Task to complete → Each record below must be returned exactly as shown.

Data for this task →
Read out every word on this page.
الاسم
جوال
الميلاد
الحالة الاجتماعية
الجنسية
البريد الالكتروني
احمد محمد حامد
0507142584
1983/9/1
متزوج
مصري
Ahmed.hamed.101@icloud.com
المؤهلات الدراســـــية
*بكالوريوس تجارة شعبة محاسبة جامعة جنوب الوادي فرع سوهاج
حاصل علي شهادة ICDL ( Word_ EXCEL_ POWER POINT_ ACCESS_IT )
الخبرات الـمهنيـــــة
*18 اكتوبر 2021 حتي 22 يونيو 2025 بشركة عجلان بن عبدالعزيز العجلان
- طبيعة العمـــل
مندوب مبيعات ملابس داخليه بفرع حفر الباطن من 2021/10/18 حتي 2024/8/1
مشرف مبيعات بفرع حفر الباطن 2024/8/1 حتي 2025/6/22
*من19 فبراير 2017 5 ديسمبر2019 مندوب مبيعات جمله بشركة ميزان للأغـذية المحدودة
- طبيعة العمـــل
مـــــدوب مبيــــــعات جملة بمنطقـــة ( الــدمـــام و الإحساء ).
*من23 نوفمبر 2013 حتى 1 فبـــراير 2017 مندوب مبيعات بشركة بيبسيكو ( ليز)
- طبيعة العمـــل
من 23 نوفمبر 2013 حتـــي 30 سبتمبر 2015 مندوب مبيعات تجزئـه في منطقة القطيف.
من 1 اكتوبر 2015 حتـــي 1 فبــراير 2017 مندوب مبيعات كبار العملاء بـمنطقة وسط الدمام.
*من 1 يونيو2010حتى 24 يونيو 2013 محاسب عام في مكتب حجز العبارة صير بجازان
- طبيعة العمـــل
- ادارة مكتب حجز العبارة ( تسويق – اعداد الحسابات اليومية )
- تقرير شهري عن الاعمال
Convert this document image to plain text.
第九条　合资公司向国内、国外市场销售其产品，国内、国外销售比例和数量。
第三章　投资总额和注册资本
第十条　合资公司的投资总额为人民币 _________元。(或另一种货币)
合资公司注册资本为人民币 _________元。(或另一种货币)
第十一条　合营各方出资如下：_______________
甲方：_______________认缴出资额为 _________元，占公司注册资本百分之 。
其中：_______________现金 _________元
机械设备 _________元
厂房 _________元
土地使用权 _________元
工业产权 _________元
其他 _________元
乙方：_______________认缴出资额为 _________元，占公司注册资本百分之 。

Worked solution →
Read out every word on this page.
الاسم
جوال
الميلاد
الحالة الاجتماعية
الجنسية
البريد الالكتروني
احمد محمد حامد
0507142584
1983/9/1
متزوج
مصري
Ahmed.hamed.101@icloud.com
المؤهلات الدراســـــية
*بكالوريوس تجارة شعبة محاسبة جامعة جنوب الوادي فرع سوهاج
حاصل علي شهادة ICDL ( Word_ EXCEL_ POWER POINT_ ACCESS_IT )
الخبرات الـمهنيـــــة
*18 اكتوبر 2021 حتي 22 يونيو 2025 بشركة عجلان بن عبدالعزيز العجلان
- طبيعة العمـــل
مندوب مبيعات ملابس داخليه بفرع حفر الباطن من 2021/10/18 حتي 2024/8/1
مشرف مبيعات بفرع حفر الباطن 2024/8/1 حتي 2025/6/22
*من19 فبراير 2017 5 ديسمبر2019 مندوب مبيعات جمله بشركة ميزان للأغـذية المحدودة
- طبيعة العمـــل
مـــــدوب مبيــــــعات جملة بمنطقـــة ( الــدمـــام و الإحساء ).
*من23 نوفمبر 2013 حتى 1 فبـــراير 2017 مندوب مبيعات بشركة بيبسيكو ( ليز)
- طبيعة العمـــل
من 23 نوفمبر 2013 حتـــي 30 سبتمبر 2015 مندوب مبيعات تجزئـه في منطقة القطيف.
من 1 اكتوبر 2015 حتـــي 1 فبــراير 2017 مندوب مبيعات كبار العملاء بـمنطقة وسط الدمام.
*من 1 يونيو2010حتى 24 يونيو 2013 محاسب عام في مكتب حجز العبارة صير بجازان
- طبيعة العمـــل
- ادارة مكتب حجز العبارة ( تسويق – اعداد الحسابات اليومية )
- تقرير شهري عن الاعمال
Convert this document image to plain text.
第九条　合资公司向国内、国外市场销售其产品，国内、国外销售比例和数量。
第三章　投资总额和注册资本
第十条　合资公司的投资总额为人民币 _________元。(或另一种货币)
合资公司注册资本为人民币 _________元。(或另一种货币)
第十一条　合营各方出资如下：_______________
甲方：_______________认缴出资额为 _________元，占公司注册资本百分之 。
其中：_______________现金 _________元
机械设备 _________元
厂房 _________元
土地使用权 _________元
工业产权 _________元
其他 _________元
乙方：_______________认缴出资额为 _________元，占公司注册资本百分之 。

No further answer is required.